__Task instructions__.
The response should consist of the records that follow, printed exactly.

Data extracted from a collection:
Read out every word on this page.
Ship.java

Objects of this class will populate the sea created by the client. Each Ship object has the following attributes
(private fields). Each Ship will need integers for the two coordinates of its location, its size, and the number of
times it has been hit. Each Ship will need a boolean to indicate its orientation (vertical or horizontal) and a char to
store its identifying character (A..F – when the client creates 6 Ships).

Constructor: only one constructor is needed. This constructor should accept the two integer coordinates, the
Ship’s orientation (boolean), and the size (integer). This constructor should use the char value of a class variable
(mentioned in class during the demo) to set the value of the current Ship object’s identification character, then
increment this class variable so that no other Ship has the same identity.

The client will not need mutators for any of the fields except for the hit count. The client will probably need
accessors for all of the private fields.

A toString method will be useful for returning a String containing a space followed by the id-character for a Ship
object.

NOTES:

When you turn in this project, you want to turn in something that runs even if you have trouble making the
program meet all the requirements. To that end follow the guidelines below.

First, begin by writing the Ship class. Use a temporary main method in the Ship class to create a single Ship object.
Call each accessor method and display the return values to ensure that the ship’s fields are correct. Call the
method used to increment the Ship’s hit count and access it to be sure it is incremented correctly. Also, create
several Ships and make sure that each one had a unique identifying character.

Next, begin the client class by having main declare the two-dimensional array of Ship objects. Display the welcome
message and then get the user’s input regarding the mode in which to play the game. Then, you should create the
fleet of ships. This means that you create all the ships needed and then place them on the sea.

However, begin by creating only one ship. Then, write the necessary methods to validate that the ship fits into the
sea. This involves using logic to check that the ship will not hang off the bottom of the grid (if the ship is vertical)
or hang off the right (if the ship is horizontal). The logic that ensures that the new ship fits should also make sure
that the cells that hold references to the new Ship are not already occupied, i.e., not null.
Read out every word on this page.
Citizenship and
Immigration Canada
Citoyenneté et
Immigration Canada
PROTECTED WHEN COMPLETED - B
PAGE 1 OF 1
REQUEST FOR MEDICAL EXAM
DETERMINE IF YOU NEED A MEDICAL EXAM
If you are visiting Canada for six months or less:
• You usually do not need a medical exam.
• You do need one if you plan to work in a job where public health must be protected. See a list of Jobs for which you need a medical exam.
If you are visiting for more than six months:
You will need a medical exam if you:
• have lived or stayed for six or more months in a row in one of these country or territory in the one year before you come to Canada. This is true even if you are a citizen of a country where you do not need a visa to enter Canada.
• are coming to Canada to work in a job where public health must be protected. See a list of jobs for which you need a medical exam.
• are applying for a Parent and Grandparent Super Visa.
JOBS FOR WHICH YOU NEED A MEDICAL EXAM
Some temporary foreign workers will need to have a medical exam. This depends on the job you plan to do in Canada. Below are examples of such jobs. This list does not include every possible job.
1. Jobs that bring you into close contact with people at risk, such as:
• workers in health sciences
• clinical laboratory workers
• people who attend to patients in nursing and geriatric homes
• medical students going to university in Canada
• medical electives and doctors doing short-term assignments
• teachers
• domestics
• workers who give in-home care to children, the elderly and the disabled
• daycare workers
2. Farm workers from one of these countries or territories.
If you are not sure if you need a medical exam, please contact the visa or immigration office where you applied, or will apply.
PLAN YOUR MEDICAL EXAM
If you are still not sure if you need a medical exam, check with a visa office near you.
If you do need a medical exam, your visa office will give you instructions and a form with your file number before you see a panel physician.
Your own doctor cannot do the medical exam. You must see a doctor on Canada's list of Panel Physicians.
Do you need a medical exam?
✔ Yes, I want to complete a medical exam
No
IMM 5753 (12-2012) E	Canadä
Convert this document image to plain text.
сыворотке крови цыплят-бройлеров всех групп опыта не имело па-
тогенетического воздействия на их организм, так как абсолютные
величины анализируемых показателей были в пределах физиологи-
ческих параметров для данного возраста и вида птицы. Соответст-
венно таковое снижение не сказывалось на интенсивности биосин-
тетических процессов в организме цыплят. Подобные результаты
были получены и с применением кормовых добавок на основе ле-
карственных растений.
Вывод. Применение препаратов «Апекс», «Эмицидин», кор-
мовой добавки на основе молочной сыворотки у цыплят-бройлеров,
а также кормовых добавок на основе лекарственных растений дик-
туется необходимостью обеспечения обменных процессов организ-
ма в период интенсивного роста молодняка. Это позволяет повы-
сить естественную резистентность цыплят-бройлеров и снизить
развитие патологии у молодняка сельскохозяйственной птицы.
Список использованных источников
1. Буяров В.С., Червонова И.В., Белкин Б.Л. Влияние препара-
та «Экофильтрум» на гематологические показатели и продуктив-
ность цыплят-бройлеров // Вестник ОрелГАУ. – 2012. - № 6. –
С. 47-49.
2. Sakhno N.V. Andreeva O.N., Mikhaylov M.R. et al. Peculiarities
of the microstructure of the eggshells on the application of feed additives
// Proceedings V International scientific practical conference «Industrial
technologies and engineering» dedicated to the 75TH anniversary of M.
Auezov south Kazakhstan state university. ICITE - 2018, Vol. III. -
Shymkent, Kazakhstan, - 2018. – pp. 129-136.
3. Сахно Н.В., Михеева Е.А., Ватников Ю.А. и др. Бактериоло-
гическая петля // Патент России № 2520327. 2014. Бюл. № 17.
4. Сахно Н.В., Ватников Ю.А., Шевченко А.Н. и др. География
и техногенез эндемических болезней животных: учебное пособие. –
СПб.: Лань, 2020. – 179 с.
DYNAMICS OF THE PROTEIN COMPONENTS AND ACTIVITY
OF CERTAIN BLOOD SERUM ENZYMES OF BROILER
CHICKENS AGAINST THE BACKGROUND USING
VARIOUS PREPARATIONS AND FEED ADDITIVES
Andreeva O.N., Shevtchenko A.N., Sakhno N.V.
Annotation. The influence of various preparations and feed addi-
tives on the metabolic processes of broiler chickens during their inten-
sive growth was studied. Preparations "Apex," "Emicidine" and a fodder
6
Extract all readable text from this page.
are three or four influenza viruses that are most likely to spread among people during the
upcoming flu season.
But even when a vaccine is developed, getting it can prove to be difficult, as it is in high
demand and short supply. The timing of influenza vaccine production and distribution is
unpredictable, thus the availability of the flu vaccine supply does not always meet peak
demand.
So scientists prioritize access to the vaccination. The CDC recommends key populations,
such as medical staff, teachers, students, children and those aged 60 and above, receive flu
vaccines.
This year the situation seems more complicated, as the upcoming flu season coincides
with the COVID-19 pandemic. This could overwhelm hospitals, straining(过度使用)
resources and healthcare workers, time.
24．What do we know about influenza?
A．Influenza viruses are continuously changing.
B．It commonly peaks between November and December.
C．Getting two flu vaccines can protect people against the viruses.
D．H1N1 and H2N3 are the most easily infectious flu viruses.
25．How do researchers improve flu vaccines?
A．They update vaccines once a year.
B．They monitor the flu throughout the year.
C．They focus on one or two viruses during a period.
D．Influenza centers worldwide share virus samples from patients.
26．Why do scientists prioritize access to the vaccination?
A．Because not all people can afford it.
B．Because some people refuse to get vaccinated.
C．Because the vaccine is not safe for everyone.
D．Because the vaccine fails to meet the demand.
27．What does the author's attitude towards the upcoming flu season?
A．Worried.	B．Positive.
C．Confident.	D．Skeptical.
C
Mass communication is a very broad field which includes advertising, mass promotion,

__Task solution__.
Read out every word on this page.
Ship.java

Objects of this class will populate the sea created by the client. Each Ship object has the following attributes
(private fields). Each Ship will need integers for the two coordinates of its location, its size, and the number of
times it has been hit. Each Ship will need a boolean to indicate its orientation (vertical or horizontal) and a char to
store its identifying character (A..F – when the client creates 6 Ships).

Constructor: only one constructor is needed. This constructor should accept the two integer coordinates, the
Ship’s orientation (boolean), and the size (integer). This constructor should use the char value of a class variable
(mentioned in class during the demo) to set the value of the current Ship object’s identification character, then
increment this class variable so that no other Ship has the same identity.

The client will not need mutators for any of the fields except for the hit count. The client will probably need
accessors for all of the private fields.

A toString method will be useful for returning a String containing a space followed by the id-character for a Ship
object.

NOTES:

When you turn in this project, you want to turn in something that runs even if you have trouble making the
program meet all the requirements. To that end follow the guidelines below.

First, begin by writing the Ship class. Use a temporary main method in the Ship class to create a single Ship object.
Call each accessor method and display the return values to ensure that the ship’s fields are correct. Call the
method used to increment the Ship’s hit count and access it to be sure it is incremented correctly. Also, create
several Ships and make sure that each one had a unique identifying character.

Next, begin the client class by having main declare the two-dimensional array of Ship objects. Display the welcome
message and then get the user’s input regarding the mode in which to play the game. Then, you should create the
fleet of ships. This means that you create all the ships needed and then place them on the sea.

However, begin by creating only one ship. Then, write the necessary methods to validate that the ship fits into the
sea. This involves using logic to check that the ship will not hang off the bottom of the grid (if the ship is vertical)
or hang off the right (if the ship is horizontal). The logic that ensures that the new ship fits should also make sure
that the cells that hold references to the new Ship are not already occupied, i.e., not null.
Read out every word on this page.
Citizenship and
Immigration Canada
Citoyenneté et
Immigration Canada
PROTECTED WHEN COMPLETED - B
PAGE 1 OF 1
REQUEST FOR MEDICAL EXAM
DETERMINE IF YOU NEED A MEDICAL EXAM
If you are visiting Canada for six months or less:
• You usually do not need a medical exam.
• You do need one if you plan to work in a job where public health must be protected. See a list of Jobs for which you need a medical exam.
If you are visiting for more than six months:
You will need a medical exam if you:
• have lived or stayed for six or more months in a row in one of these country or territory in the one year before you come to Canada. This is true even if you are a citizen of a country where you do not need a visa to enter Canada.
• are coming to Canada to work in a job where public health must be protected. See a list of jobs for which you need a medical exam.
• are applying for a Parent and Grandparent Super Visa.
JOBS FOR WHICH YOU NEED A MEDICAL EXAM
Some temporary foreign workers will need to have a medical exam. This depends on the job you plan to do in Canada. Below are examples of such jobs. This list does not include every possible job.
1. Jobs that bring you into close contact with people at risk, such as:
• workers in health sciences
• clinical laboratory workers
• people who attend to patients in nursing and geriatric homes
• medical students going to university in Canada
• medical electives and doctors doing short-term assignments
• teachers
• domestics
• workers who give in-home care to children, the elderly and the disabled
• daycare workers
2. Farm workers from one of these countries or territories.
If you are not sure if you need a medical exam, please contact the visa or immigration office where you applied, or will apply.
PLAN YOUR MEDICAL EXAM
If you are still not sure if you need a medical exam, check with a visa office near you.
If you do need a medical exam, your visa office will give you instructions and a form with your file number before you see a panel physician.
Your own doctor cannot do the medical exam. You must see a doctor on Canada's list of Panel Physicians.
Do you need a medical exam?
✔ Yes, I want to complete a medical exam
No
IMM 5753 (12-2012) E	Canadä
Convert this document image to plain text.
сыворотке крови цыплят-бройлеров всех групп опыта не имело па-
тогенетического воздействия на их организм, так как абсолютные
величины анализируемых показателей были в пределах физиологи-
ческих параметров для данного возраста и вида птицы. Соответст-
венно таковое снижение не сказывалось на интенсивности биосин-
тетических процессов в организме цыплят. Подобные результаты
были получены и с применением кормовых добавок на основе ле-
карственных растений.
Вывод. Применение препаратов «Апекс», «Эмицидин», кор-
мовой добавки на основе молочной сыворотки у цыплят-бройлеров,
а также кормовых добавок на основе лекарственных растений дик-
туется необходимостью обеспечения обменных процессов организ-
ма в период интенсивного роста молодняка. Это позволяет повы-
сить естественную резистентность цыплят-бройлеров и снизить
развитие патологии у молодняка сельскохозяйственной птицы.
Список использованных источников
1. Буяров В.С., Червонова И.В., Белкин Б.Л. Влияние препара-
та «Экофильтрум» на гематологические показатели и продуктив-
ность цыплят-бройлеров // Вестник ОрелГАУ. – 2012. - № 6. –
С. 47-49.
2. Sakhno N.V. Andreeva O.N., Mikhaylov M.R. et al. Peculiarities
of the microstructure of the eggshells on the application of feed additives
// Proceedings V International scientific practical conference «Industrial
technologies and engineering» dedicated to the 75TH anniversary of M.
Auezov south Kazakhstan state university. ICITE - 2018, Vol. III. -
Shymkent, Kazakhstan, - 2018. – pp. 129-136.
3. Сахно Н.В., Михеева Е.А., Ватников Ю.А. и др. Бактериоло-
гическая петля // Патент России № 2520327. 2014. Бюл. № 17.
4. Сахно Н.В., Ватников Ю.А., Шевченко А.Н. и др. География
и техногенез эндемических болезней животных: учебное пособие. –
СПб.: Лань, 2020. – 179 с.
DYNAMICS OF THE PROTEIN COMPONENTS AND ACTIVITY
OF CERTAIN BLOOD SERUM ENZYMES OF BROILER
CHICKENS AGAINST THE BACKGROUND USING
VARIOUS PREPARATIONS AND FEED ADDITIVES
Andreeva O.N., Shevtchenko A.N., Sakhno N.V.
Annotation. The influence of various preparations and feed addi-
tives on the metabolic processes of broiler chickens during their inten-
sive growth was studied. Preparations "Apex," "Emicidine" and a fodder
6
Extract all readable text from this page.
are three or four influenza viruses that are most likely to spread among people during the
upcoming flu season.
But even when a vaccine is developed, getting it can prove to be difficult, as it is in high
demand and short supply. The timing of influenza vaccine production and distribution is
unpredictable, thus the availability of the flu vaccine supply does not always meet peak
demand.
So scientists prioritize access to the vaccination. The CDC recommends key populations,
such as medical staff, teachers, students, children and those aged 60 and above, receive flu
vaccines.
This year the situation seems more complicated, as the upcoming flu season coincides
with the COVID-19 pandemic. This could overwhelm hospitals, straining(过度使用)
resources and healthcare workers, time.
24．What do we know about influenza?
A．Influenza viruses are continuously changing.
B．It commonly peaks between November and December.
C．Getting two flu vaccines can protect people against the viruses.
D．H1N1 and H2N3 are the most easily infectious flu viruses.
25．How do researchers improve flu vaccines?
A．They update vaccines once a year.
B．They monitor the flu throughout the year.
C．They focus on one or two viruses during a period.
D．Influenza centers worldwide share virus samples from patients.
26．Why do scientists prioritize access to the vaccination?
A．Because not all people can afford it.
B．Because some people refuse to get vaccinated.
C．Because the vaccine is not safe for everyone.
D．Because the vaccine fails to meet the demand.
27．What does the author's attitude towards the upcoming flu season?
A．Worried.	B．Positive.
C．Confident.	D．Skeptical.
C
Mass communication is a very broad field which includes advertising, mass promotion,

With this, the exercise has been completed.